--- START Provided material ---
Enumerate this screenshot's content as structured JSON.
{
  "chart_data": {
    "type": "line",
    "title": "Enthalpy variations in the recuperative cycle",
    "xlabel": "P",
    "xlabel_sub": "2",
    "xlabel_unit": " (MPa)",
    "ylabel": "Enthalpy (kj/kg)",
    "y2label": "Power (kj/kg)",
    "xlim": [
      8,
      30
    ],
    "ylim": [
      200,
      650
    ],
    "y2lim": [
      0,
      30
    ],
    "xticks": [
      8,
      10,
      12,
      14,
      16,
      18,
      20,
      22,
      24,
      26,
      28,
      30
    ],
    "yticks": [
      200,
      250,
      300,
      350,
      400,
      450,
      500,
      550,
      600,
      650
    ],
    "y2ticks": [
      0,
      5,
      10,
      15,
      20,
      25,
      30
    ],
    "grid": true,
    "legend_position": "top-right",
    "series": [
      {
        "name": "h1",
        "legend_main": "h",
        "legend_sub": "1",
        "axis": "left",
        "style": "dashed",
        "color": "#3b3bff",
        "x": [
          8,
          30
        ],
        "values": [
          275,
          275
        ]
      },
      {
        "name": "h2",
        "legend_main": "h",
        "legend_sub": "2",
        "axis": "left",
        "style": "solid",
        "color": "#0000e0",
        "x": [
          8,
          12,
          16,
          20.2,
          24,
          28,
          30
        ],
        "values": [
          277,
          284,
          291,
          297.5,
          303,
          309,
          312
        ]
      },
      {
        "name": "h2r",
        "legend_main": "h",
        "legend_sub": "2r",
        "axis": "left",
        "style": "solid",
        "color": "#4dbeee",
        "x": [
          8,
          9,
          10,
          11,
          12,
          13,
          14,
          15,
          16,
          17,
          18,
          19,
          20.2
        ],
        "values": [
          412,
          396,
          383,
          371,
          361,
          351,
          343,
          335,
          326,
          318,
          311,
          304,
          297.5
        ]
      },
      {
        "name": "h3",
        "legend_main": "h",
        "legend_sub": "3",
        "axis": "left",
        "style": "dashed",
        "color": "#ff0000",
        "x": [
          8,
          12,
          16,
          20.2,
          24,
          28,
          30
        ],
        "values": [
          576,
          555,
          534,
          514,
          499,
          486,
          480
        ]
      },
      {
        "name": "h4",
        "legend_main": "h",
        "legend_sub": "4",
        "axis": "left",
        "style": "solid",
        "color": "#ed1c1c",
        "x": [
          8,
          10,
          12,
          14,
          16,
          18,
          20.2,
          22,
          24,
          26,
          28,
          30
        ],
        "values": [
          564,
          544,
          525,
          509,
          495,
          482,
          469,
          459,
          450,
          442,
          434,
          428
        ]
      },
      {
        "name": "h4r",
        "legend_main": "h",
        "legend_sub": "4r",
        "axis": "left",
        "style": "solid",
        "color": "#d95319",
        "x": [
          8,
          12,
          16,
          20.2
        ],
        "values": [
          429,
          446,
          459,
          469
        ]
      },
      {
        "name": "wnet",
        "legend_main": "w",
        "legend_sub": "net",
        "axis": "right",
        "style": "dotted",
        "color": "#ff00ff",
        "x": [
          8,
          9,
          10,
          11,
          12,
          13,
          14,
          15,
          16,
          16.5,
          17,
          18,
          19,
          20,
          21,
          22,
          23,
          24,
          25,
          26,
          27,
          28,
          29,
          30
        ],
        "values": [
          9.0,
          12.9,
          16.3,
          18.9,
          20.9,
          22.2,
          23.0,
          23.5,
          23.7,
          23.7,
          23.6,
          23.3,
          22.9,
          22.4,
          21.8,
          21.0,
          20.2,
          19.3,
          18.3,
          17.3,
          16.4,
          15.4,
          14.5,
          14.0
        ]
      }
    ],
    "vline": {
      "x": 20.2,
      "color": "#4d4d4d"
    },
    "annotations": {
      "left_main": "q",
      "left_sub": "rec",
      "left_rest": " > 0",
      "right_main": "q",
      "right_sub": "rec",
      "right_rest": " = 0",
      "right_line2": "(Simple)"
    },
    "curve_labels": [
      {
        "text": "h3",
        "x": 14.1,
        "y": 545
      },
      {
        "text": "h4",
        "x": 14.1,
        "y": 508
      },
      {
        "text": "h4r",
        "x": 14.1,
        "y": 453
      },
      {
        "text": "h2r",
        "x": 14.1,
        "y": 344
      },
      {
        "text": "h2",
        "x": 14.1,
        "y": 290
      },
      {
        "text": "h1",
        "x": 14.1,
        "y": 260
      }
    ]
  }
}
--- END Provided material ---
Your task is to reproduce all of the records exactly.

Enumerate this screenshot's content as structured JSON.
{
  "chart_data": {
    "type": "line",
    "title": "Enthalpy variations in the recuperative cycle",
    "xlabel": "P",
    "xlabel_sub": "2",
    "xlabel_unit": " (MPa)",
    "ylabel": "Enthalpy (kj/kg)",
    "y2label": "Power (kj/kg)",
    "xlim": [
      8,
      30
    ],
    "ylim": [
      200,
      650
    ],
    "y2lim": [
      0,
      30
    ],
    "xticks": [
      8,
      10,
      12,
      14,
      16,
      18,
      20,
      22,
      24,
      26,
      28,
      30
    ],
    "yticks": [
      200,
      250,
      300,
      350,
      400,
      450,
      500,
      550,
      600,
      650
    ],
    "y2ticks": [
      0,
      5,
      10,
      15,
      20,
      25,
      30
    ],
    "grid": true,
    "legend_position": "top-right",
    "series": [
      {
        "name": "h1",
        "legend_main": "h",
        "legend_sub": "1",
        "axis": "left",
        "style": "dashed",
        "color": "#3b3bff",
        "x": [
          8,
          30
        ],
        "values": [
          275,
          275
        ]
      },
      {
        "name": "h2",
        "legend_main": "h",
        "legend_sub": "2",
        "axis": "left",
        "style": "solid",
        "color": "#0000e0",
        "x": [
          8,
          12,
          16,
          20.2,
          24,
          28,
          30
        ],
        "values": [
          277,
          284,
          291,
          297.5,
          303,
          309,
          312
        ]
      },
      {
        "name": "h2r",
        "legend_main": "h",
        "legend_sub": "2r",
        "axis": "left",
        "style": "solid",
        "color": "#4dbeee",
        "x": [
          8,
          9,
          10,
          11,
          12,
          13,
          14,
          15,
          16,
          17,
          18,
          19,
          20.2
        ],
        "values": [
          412,
          396,
          383,
          371,
          361,
          351,
          343,
          335,
          326,
          318,
          311,
          304,
          297.5
        ]
      },
      {
        "name": "h3",
        "legend_main": "h",
        "legend_sub": "3",
        "axis": "left",
        "style": "dashed",
        "color": "#ff0000",
        "x": [
          8,
          12,
          16,
          20.2,
          24,
          28,
          30
        ],
        "values": [
          576,
          555,
          534,
          514,
          499,
          486,
          480
        ]
      },
      {
        "name": "h4",
        "legend_main": "h",
        "legend_sub": "4",
        "axis": "left",
        "style": "solid",
        "color": "#ed1c1c",
        "x": [
          8,
          10,
          12,
          14,
          16,
          18,
          20.2,
          22,
          24,
          26,
          28,
          30
        ],
        "values": [
          564,
          544,
          525,
          509,
          495,
          482,
          469,
          459,
          450,
          442,
          434,
          428
        ]
      },
      {
        "name": "h4r",
        "legend_main": "h",
        "legend_sub": "4r",
        "axis": "left",
        "style": "solid",
        "color": "#d95319",
        "x": [
          8,
          12,
          16,
          20.2
        ],
        "values": [
          429,
          446,
          459,
          469
        ]
      },
      {
        "name": "wnet",
        "legend_main": "w",
        "legend_sub": "net",
        "axis": "right",
        "style": "dotted",
        "color": "#ff00ff",
        "x": [
          8,
          9,
          10,
          11,
          12,
          13,
          14,
          15,
          16,
          16.5,
          17,
          18,
          19,
          20,
          21,
          22,
          23,
          24,
          25,
          26,
          27,
          28,
          29,
          30
        ],
        "values": [
          9.0,
          12.9,
          16.3,
          18.9,
          20.9,
          22.2,
          23.0,
          23.5,
          23.7,
          23.7,
          23.6,
          23.3,
          22.9,
          22.4,
          21.8,
          21.0,
          20.2,
          19.3,
          18.3,
          17.3,
          16.4,
          15.4,
          14.5,
          14.0
        ]
      }
    ],
    "vline": {
      "x": 20.2,
      "color": "#4d4d4d"
    },
    "annotations": {
      "left_main": "q",
      "left_sub": "rec",
      "left_rest": " > 0",
      "right_main": "q",
      "right_sub": "rec",
      "right_rest": " = 0",
      "right_line2": "(Simple)"
    },
    "curve_labels": [
      {
        "text": "h3",
        "x": 14.1,
        "y": 545
      },
      {
        "text": "h4",
        "x": 14.1,
        "y": 508
      },
      {
        "text": "h4r",
        "x": 14.1,
        "y": 453
      },
      {
        "text": "h2r",
        "x": 14.1,
        "y": 344
      },
      {
        "text": "h2",
        "x": 14.1,
        "y": 290
      },
      {
        "text": "h1",
        "x": 14.1,
        "y": 260
      }
    ]
  }
}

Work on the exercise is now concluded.